## Document
This enabled Minister Seravo to subsequently sign and backdate the document to June 1999. Mr Guise was present at a meeting when a fabricated substitute letter of grant was placed before Secretary Alaluku for signature and thereby added the support of his apparent authority to what was being done;
(h) Prior to the Land Board hearing, Mr Eludeme had approached Minister Seravo seeking favourable consideration for Waim No. 92’s application and, at Mr Seravo’s request, had performed, free of charge, accountancy services for Minister Seravo valued at K100,000 at the Minister’s request;
(i) At the Land Board hearing on June 19, 1998, chairman Guise and members Yanepa and Wak voted for Waim No. 92’s invalid application. The two official representatives voted for the preferable application by MDP Pty Ltd;
(j) There was no discussion at the meeting about reducing the purchase price or the annual rental or about allowing the title to issue after partial payment of the purchase price (contrary to the Statutory provisions);
(k) When Minister Seravo approved the non-legal application by Waim No. 92, he was influenced by bribes received and in anticipation of future bribes;
(l) After the grant of the lease to Waim No. 92 by Minister Seravo, the Minister was approached by Mr Maladina (and possibly by Mr Eludeme with Mr Maladina’s knowledge) who requested successive variations to the terms of the lease to lower the total purchase price, lower the annual rental and to provide a new term that title would issue after the first K50,000 instalment of the purchase price was paid. The balance to be paid at the rate of K50,000 every second month;
(m) Mr Seravo, Mr Guise and Mr Maladina conspired to illegally reduce the terms of the lease and to persuade Lands Secretary Alaluku, to sign a false lease offer letter, on October 2, 1998, which set out the illegally varied terms of the lease;
(n) After the Waigani land was eventually disposed of (by sale of shares in Waigani City Centre), Mr Maladina paid the sum of K49,598.49 to Mr Seravo after it was laundered through the accounts of Carter Newell Lawyers, in consideration of his assistance in the allocation of the lease to Waim No. 92, on favourable terms (paragraphs 220.127.116.11 & 18.104.22.168).

## Goal 1
Using only the text on the Waigani lease findings, decide whether each statement below agrees with it. For each one, answer yes or no and quote the exact words from those findings that decide it.
(a) At the Land Board hearing, the two official representatives voted for the application by MDP Pty Ltd.
(b) Mr Eludeme was paid K100,000 for the accountancy services he performed for Minister Seravo.
(c) The Land Board meeting discussed lowering the purchase price of the lease.

## Exercise data
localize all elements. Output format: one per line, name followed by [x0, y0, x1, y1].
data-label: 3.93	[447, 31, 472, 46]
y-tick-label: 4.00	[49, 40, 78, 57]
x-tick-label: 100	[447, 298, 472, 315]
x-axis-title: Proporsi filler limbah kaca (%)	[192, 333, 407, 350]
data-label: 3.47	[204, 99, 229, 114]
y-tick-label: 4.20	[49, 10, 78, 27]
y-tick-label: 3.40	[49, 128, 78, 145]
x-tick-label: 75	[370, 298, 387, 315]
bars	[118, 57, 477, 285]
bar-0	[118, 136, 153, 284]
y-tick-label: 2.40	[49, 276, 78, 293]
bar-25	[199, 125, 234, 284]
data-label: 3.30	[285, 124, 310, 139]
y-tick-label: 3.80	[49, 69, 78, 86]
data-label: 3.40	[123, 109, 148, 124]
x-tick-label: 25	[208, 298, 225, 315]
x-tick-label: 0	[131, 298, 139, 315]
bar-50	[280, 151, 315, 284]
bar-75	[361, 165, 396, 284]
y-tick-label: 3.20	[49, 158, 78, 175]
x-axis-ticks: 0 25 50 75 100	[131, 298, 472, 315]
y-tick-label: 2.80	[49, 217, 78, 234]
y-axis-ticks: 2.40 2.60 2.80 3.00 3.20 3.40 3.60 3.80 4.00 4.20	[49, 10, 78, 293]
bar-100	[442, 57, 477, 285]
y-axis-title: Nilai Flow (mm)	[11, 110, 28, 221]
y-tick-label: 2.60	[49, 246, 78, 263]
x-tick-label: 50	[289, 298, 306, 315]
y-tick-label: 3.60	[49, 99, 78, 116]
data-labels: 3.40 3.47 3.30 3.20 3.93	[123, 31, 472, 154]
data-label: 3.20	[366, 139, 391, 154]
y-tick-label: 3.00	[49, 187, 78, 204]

## Goal 2
Echo back every line of all the records, unchanged and in the same order.

## Task solution 1
(a) Yes: "The two official representatives voted for the preferable application by MDP Pty Ltd"
(b) No: "performed, free of charge, accountancy services for Minister Seravo valued at K100,000"
(c) No: "There was no discussion at the meeting about reducing the purchase price"

## Task solution 2
localize all elements. Output format: one per line, name followed by [x0, y0, x1, y1].
data-label: 3.93	[447, 31, 472, 46]
y-tick-label: 4.00	[49, 40, 78, 57]
x-tick-label: 100	[447, 298, 472, 315]
x-axis-title: Proporsi filler limbah kaca (%)	[192, 333, 407, 350]
data-label: 3.47	[204, 99, 229, 114]
y-tick-label: 4.20	[49, 10, 78, 27]
y-tick-label: 3.40	[49, 128, 78, 145]
x-tick-label: 75	[370, 298, 387, 315]
bars	[118, 57, 477, 285]
bar-0	[118, 136, 153, 284]
y-tick-label: 2.40	[49, 276, 78, 293]
bar-25	[199, 125, 234, 284]
data-label: 3.30	[285, 124, 310, 139]
y-tick-label: 3.80	[49, 69, 78, 86]
data-label: 3.40	[123, 109, 148, 124]
x-tick-label: 25	[208, 298, 225, 315]
x-tick-label: 0	[131, 298, 139, 315]
bar-50	[280, 151, 315, 284]
bar-75	[361, 165, 396, 284]
y-tick-label: 3.20	[49, 158, 78, 175]
x-axis-ticks: 0 25 50 75 100	[131, 298, 472, 315]
y-tick-label: 2.80	[49, 217, 78, 234]
y-axis-ticks: 2.40 2.60 2.80 3.00 3.20 3.40 3.60 3.80 4.00 4.20	[49, 10, 78, 293]
bar-100	[442, 57, 477, 285]
y-axis-title: Nilai Flow (mm)	[11, 110, 28, 221]
y-tick-label: 2.60	[49, 246, 78, 263]
x-tick-label: 50	[289, 298, 306, 315]
y-tick-label: 3.60	[49, 99, 78, 116]
data-labels: 3.40 3.47 3.30 3.20 3.93	[123, 31, 472, 154]
data-label: 3.20	[366, 139, 391, 154]
y-tick-label: 3.00	[49, 187, 78, 204]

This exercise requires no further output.